**What the exercise asks:** Determine how many lines in the data below contain "starter" and write only that number.

**Extracted records:**
-=-=-=-=-

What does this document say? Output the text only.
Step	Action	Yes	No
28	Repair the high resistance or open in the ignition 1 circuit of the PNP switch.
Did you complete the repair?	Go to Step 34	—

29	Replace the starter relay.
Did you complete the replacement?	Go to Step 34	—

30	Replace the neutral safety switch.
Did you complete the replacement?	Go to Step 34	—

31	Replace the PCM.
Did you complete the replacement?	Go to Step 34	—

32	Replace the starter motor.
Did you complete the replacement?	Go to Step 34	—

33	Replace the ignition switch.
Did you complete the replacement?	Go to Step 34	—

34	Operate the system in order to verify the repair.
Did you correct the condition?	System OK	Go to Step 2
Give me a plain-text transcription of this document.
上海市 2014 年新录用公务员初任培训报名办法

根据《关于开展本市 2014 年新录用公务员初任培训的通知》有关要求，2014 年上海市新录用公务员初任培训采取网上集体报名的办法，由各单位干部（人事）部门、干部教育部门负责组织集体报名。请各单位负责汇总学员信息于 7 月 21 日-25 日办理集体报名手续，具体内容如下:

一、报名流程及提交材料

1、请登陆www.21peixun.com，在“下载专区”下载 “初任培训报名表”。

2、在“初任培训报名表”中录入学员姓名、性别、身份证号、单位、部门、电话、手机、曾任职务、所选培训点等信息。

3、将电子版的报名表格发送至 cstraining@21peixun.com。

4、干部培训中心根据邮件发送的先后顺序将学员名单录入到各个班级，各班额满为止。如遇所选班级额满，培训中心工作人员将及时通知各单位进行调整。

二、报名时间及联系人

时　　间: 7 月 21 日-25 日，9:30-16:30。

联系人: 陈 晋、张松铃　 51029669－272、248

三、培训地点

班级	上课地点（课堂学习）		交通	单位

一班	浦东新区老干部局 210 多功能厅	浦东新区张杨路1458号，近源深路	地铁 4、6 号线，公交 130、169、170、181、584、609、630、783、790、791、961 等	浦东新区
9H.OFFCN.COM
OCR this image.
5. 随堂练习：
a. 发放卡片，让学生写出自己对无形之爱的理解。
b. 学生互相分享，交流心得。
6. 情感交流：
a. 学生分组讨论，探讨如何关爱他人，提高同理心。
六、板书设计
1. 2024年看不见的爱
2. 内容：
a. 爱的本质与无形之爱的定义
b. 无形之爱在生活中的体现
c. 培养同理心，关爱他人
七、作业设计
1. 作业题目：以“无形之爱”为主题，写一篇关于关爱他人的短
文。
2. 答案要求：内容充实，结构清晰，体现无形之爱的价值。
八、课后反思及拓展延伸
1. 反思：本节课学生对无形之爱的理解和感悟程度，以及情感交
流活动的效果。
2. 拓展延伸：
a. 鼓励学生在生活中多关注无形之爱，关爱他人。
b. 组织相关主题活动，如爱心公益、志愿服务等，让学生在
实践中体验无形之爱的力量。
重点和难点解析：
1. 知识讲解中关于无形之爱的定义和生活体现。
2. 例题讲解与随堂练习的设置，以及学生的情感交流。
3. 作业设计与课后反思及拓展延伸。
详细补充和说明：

-=-=-=-=-

**Exercise response:** 2